* _OBJECTIVE_: Repeat all of the records verbatim.

Figure record listings:
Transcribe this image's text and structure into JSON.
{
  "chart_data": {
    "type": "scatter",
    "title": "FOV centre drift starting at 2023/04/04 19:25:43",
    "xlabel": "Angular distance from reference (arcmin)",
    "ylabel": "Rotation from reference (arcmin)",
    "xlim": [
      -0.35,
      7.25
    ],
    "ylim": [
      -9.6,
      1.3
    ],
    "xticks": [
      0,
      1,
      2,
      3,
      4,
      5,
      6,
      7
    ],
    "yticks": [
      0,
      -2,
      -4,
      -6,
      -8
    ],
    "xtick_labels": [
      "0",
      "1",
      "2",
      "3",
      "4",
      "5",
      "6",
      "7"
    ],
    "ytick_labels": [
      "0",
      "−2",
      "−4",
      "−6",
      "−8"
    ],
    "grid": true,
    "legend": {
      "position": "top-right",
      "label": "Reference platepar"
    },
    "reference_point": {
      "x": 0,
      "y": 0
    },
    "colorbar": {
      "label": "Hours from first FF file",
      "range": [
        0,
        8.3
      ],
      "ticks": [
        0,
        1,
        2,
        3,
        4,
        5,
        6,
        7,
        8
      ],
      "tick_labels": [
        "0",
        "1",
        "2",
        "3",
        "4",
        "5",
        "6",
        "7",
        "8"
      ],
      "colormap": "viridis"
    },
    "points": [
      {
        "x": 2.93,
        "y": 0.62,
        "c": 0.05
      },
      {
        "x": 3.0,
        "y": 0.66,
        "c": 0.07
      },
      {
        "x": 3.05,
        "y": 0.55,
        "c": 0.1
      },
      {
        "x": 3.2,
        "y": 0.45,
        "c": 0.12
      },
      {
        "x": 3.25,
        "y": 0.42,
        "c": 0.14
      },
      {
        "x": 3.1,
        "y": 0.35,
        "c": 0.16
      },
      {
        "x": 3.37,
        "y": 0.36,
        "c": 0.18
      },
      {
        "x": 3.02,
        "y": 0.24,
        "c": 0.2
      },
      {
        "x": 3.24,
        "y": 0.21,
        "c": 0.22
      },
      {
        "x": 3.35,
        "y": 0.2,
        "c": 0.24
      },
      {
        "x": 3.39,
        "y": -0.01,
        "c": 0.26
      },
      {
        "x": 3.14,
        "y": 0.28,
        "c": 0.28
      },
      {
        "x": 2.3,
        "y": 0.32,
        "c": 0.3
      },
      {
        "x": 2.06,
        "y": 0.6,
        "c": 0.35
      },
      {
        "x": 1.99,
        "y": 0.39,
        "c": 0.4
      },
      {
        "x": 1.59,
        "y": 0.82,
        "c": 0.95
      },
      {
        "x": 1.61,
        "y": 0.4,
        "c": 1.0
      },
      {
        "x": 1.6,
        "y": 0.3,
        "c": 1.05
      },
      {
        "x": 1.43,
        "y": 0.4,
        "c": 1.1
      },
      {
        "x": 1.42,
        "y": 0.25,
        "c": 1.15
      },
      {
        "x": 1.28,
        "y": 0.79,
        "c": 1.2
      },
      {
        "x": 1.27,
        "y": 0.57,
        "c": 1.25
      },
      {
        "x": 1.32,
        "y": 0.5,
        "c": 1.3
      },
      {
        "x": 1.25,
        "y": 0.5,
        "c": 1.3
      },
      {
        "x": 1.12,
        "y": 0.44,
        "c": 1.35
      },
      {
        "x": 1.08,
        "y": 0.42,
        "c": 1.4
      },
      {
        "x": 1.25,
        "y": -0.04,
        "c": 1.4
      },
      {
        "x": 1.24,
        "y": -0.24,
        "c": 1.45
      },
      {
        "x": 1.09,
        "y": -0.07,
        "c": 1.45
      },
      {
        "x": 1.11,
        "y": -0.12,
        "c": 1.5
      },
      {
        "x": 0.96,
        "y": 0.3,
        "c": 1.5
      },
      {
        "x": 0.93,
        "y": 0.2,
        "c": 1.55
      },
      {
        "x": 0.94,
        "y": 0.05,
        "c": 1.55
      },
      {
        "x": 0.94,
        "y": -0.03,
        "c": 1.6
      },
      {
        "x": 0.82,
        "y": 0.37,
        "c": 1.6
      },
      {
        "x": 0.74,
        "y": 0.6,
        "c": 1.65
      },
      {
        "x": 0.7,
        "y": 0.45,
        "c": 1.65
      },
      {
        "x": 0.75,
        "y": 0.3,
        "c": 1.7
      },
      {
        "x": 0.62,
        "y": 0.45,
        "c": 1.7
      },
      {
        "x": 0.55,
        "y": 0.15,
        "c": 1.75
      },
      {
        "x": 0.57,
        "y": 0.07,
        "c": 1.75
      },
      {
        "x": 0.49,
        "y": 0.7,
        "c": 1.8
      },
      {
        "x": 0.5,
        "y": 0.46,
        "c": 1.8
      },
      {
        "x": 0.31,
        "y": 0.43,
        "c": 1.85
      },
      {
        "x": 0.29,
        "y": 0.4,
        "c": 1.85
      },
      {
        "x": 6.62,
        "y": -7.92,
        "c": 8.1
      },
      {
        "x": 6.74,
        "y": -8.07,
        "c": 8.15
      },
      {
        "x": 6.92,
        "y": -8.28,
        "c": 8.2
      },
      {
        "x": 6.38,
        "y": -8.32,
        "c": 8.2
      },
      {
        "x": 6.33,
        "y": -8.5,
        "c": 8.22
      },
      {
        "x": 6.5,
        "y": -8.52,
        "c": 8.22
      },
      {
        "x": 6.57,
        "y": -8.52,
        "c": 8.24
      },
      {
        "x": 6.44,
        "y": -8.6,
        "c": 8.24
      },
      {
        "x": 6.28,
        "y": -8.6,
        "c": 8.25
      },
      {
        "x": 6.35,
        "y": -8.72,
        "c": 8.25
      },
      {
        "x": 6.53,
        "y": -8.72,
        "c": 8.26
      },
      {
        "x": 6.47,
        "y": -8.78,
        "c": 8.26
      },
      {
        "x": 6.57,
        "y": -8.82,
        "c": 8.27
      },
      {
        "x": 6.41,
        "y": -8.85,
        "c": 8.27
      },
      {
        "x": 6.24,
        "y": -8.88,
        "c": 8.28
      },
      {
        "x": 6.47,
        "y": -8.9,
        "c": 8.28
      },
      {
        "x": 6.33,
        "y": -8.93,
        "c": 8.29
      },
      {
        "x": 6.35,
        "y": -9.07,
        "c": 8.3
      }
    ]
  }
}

* _COMPLETED EXERCISE_:
Transcribe this image's text and structure into JSON.
{
  "chart_data": {
    "type": "scatter",
    "title": "FOV centre drift starting at 2023/04/04 19:25:43",
    "xlabel": "Angular distance from reference (arcmin)",
    "ylabel": "Rotation from reference (arcmin)",
    "xlim": [
      -0.35,
      7.25
    ],
    "ylim": [
      -9.6,
      1.3
    ],
    "xticks": [
      0,
      1,
      2,
      3,
      4,
      5,
      6,
      7
    ],
    "yticks": [
      0,
      -2,
      -4,
      -6,
      -8
    ],
    "xtick_labels": [
      "0",
      "1",
      "2",
      "3",
      "4",
      "5",
      "6",
      "7"
    ],
    "ytick_labels": [
      "0",
      "−2",
      "−4",
      "−6",
      "−8"
    ],
    "grid": true,
    "legend": {
      "position": "top-right",
      "label": "Reference platepar"
    },
    "reference_point": {
      "x": 0,
      "y": 0
    },
    "colorbar": {
      "label": "Hours from first FF file",
      "range": [
        0,
        8.3
      ],
      "ticks": [
        0,
        1,
        2,
        3,
        4,
        5,
        6,
        7,
        8
      ],
      "tick_labels": [
        "0",
        "1",
        "2",
        "3",
        "4",
        "5",
        "6",
        "7",
        "8"
      ],
      "colormap": "viridis"
    },
    "points": [
      {
        "x": 2.93,
        "y": 0.62,
        "c": 0.05
      },
      {
        "x": 3.0,
        "y": 0.66,
        "c": 0.07
      },
      {
        "x": 3.05,
        "y": 0.55,
        "c": 0.1
      },
      {
        "x": 3.2,
        "y": 0.45,
        "c": 0.12
      },
      {
        "x": 3.25,
        "y": 0.42,
        "c": 0.14
      },
      {
        "x": 3.1,
        "y": 0.35,
        "c": 0.16
      },
      {
        "x": 3.37,
        "y": 0.36,
        "c": 0.18
      },
      {
        "x": 3.02,
        "y": 0.24,
        "c": 0.2
      },
      {
        "x": 3.24,
        "y": 0.21,
        "c": 0.22
      },
      {
        "x": 3.35,
        "y": 0.2,
        "c": 0.24
      },
      {
        "x": 3.39,
        "y": -0.01,
        "c": 0.26
      },
      {
        "x": 3.14,
        "y": 0.28,
        "c": 0.28
      },
      {
        "x": 2.3,
        "y": 0.32,
        "c": 0.3
      },
      {
        "x": 2.06,
        "y": 0.6,
        "c": 0.35
      },
      {
        "x": 1.99,
        "y": 0.39,
        "c": 0.4
      },
      {
        "x": 1.59,
        "y": 0.82,
        "c": 0.95
      },
      {
        "x": 1.61,
        "y": 0.4,
        "c": 1.0
      },
      {
        "x": 1.6,
        "y": 0.3,
        "c": 1.05
      },
      {
        "x": 1.43,
        "y": 0.4,
        "c": 1.1
      },
      {
        "x": 1.42,
        "y": 0.25,
        "c": 1.15
      },
      {
        "x": 1.28,
        "y": 0.79,
        "c": 1.2
      },
      {
        "x": 1.27,
        "y": 0.57,
        "c": 1.25
      },
      {
        "x": 1.32,
        "y": 0.5,
        "c": 1.3
      },
      {
        "x": 1.25,
        "y": 0.5,
        "c": 1.3
      },
      {
        "x": 1.12,
        "y": 0.44,
        "c": 1.35
      },
      {
        "x": 1.08,
        "y": 0.42,
        "c": 1.4
      },
      {
        "x": 1.25,
        "y": -0.04,
        "c": 1.4
      },
      {
        "x": 1.24,
        "y": -0.24,
        "c": 1.45
      },
      {
        "x": 1.09,
        "y": -0.07,
        "c": 1.45
      },
      {
        "x": 1.11,
        "y": -0.12,
        "c": 1.5
      },
      {
        "x": 0.96,
        "y": 0.3,
        "c": 1.5
      },
      {
        "x": 0.93,
        "y": 0.2,
        "c": 1.55
      },
      {
        "x": 0.94,
        "y": 0.05,
        "c": 1.55
      },
      {
        "x": 0.94,
        "y": -0.03,
        "c": 1.6
      },
      {
        "x": 0.82,
        "y": 0.37,
        "c": 1.6
      },
      {
        "x": 0.74,
        "y": 0.6,
        "c": 1.65
      },
      {
        "x": 0.7,
        "y": 0.45,
        "c": 1.65
      },
      {
        "x": 0.75,
        "y": 0.3,
        "c": 1.7
      },
      {
        "x": 0.62,
        "y": 0.45,
        "c": 1.7
      },
      {
        "x": 0.55,
        "y": 0.15,
        "c": 1.75
      },
      {
        "x": 0.57,
        "y": 0.07,
        "c": 1.75
      },
      {
        "x": 0.49,
        "y": 0.7,
        "c": 1.8
      },
      {
        "x": 0.5,
        "y": 0.46,
        "c": 1.8
      },
      {
        "x": 0.31,
        "y": 0.43,
        "c": 1.85
      },
      {
        "x": 0.29,
        "y": 0.4,
        "c": 1.85
      },
      {
        "x": 6.62,
        "y": -7.92,
        "c": 8.1
      },
      {
        "x": 6.74,
        "y": -8.07,
        "c": 8.15
      },
      {
        "x": 6.92,
        "y": -8.28,
        "c": 8.2
      },
      {
        "x": 6.38,
        "y": -8.32,
        "c": 8.2
      },
      {
        "x": 6.33,
        "y": -8.5,
        "c": 8.22
      },
      {
        "x": 6.5,
        "y": -8.52,
        "c": 8.22
      },
      {
        "x": 6.57,
        "y": -8.52,
        "c": 8.24
      },
      {
        "x": 6.44,
        "y": -8.6,
        "c": 8.24
      },
      {
        "x": 6.28,
        "y": -8.6,
        "c": 8.25
      },
      {
        "x": 6.35,
        "y": -8.72,
        "c": 8.25
      },
      {
        "x": 6.53,
        "y": -8.72,
        "c": 8.26
      },
      {
        "x": 6.47,
        "y": -8.78,
        "c": 8.26
      },
      {
        "x": 6.57,
        "y": -8.82,
        "c": 8.27
      },
      {
        "x": 6.41,
        "y": -8.85,
        "c": 8.27
      },
      {
        "x": 6.24,
        "y": -8.88,
        "c": 8.28
      },
      {
        "x": 6.47,
        "y": -8.9,
        "c": 8.28
      },
      {
        "x": 6.33,
        "y": -8.93,
        "c": 8.29
      },
      {
        "x": 6.35,
        "y": -9.07,
        "c": 8.3
      }
    ]
  }
}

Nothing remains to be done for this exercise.